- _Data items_

-----

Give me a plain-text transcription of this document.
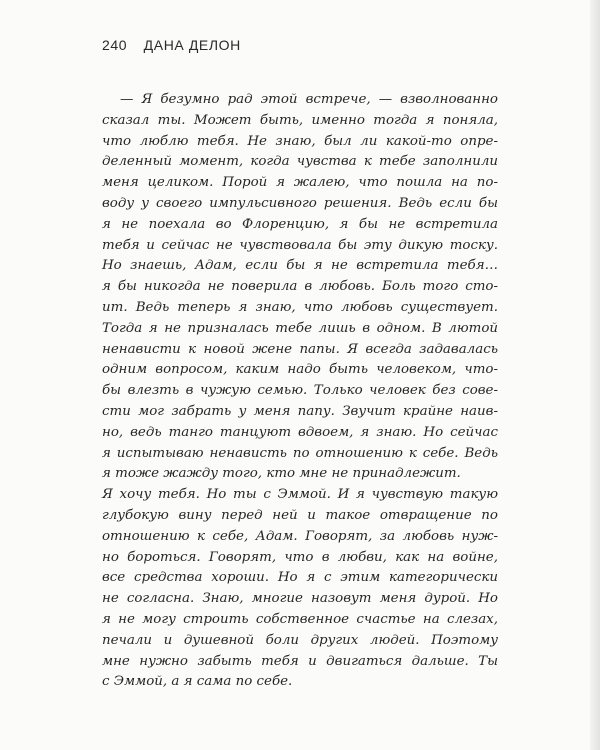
240 ДАНА ДЕЛОН
— Я безумно рад этой встрече, — взволнованно
сказал ты. Может быть, именно тогда я поняла,
что люблю тебя. Не знаю, был ли какой-то опре-
деленный момент, когда чувства к тебе заполнили
меня целиком. Порой я жалею, что пошла на по-
воду у своего импульсивного решения. Ведь если бы
я не поехала во Флоренцию, я бы не встретила
тебя и сейчас не чувствовала бы эту дикую тоску.
Но знаешь, Адам, если бы я не встретила тебя…
я бы никогда не поверила в любовь. Боль того сто-
ит. Ведь теперь я знаю, что любовь существует.
Тогда я не призналась тебе лишь в одном. В лютой
ненависти к новой жене папы. Я всегда задавалась
одним вопросом, каким надо быть человеком, что-
бы влезть в чужую семью. Только человек без сове-
сти мог забрать у меня папу. Звучит крайне наив-
но, ведь танго танцуют вдвоем, я знаю. Но сейчас
я испытываю ненависть по отношению к себе. Ведь
я тоже жажду того, кто мне не принадлежит.
Я хочу тебя. Но ты с Эммой. И я чувствую такую
глубокую вину перед ней и такое отвращение по
отношению к себе, Адам. Говорят, за любовь нуж-
но бороться. Говорят, что в любви, как на войне,
все средства хороши. Но я с этим категорически
не согласна. Знаю, многие назовут меня дурой. Но
я не могу строить собственное счастье на слезах,
печали и душевной боли других людей. Поэтому
мне нужно забыть тебя и двигаться дальше. Ты
с Эммой, а я сама по себе.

-----

- _STATED EXERCISE_
Write out the material above again, word for word, minus its pictures.

- _RESPONSE BELOW_
Give me a plain-text transcription of this document.
240 ДАНА ДЕЛОН
— Я безумно рад этой встрече, — взволнованно
сказал ты. Может быть, именно тогда я поняла,
что люблю тебя. Не знаю, был ли какой-то опре-
деленный момент, когда чувства к тебе заполнили
меня целиком. Порой я жалею, что пошла на по-
воду у своего импульсивного решения. Ведь если бы
я не поехала во Флоренцию, я бы не встретила
тебя и сейчас не чувствовала бы эту дикую тоску.
Но знаешь, Адам, если бы я не встретила тебя…
я бы никогда не поверила в любовь. Боль того сто-
ит. Ведь теперь я знаю, что любовь существует.
Тогда я не призналась тебе лишь в одном. В лютой
ненависти к новой жене папы. Я всегда задавалась
одним вопросом, каким надо быть человеком, что-
бы влезть в чужую семью. Только человек без сове-
сти мог забрать у меня папу. Звучит крайне наив-
но, ведь танго танцуют вдвоем, я знаю. Но сейчас
я испытываю ненависть по отношению к себе. Ведь
я тоже жажду того, кто мне не принадлежит.
Я хочу тебя. Но ты с Эммой. И я чувствую такую
глубокую вину перед ней и такое отвращение по
отношению к себе, Адам. Говорят, за любовь нуж-
но бороться. Говорят, что в любви, как на войне,
все средства хороши. Но я с этим категорически
не согласна. Знаю, многие назовут меня дурой. Но
я не могу строить собственное счастье на слезах,
печали и душевной боли других людей. Поэтому
мне нужно забыть тебя и двигаться дальше. Ты
с Эммой, а я сама по себе.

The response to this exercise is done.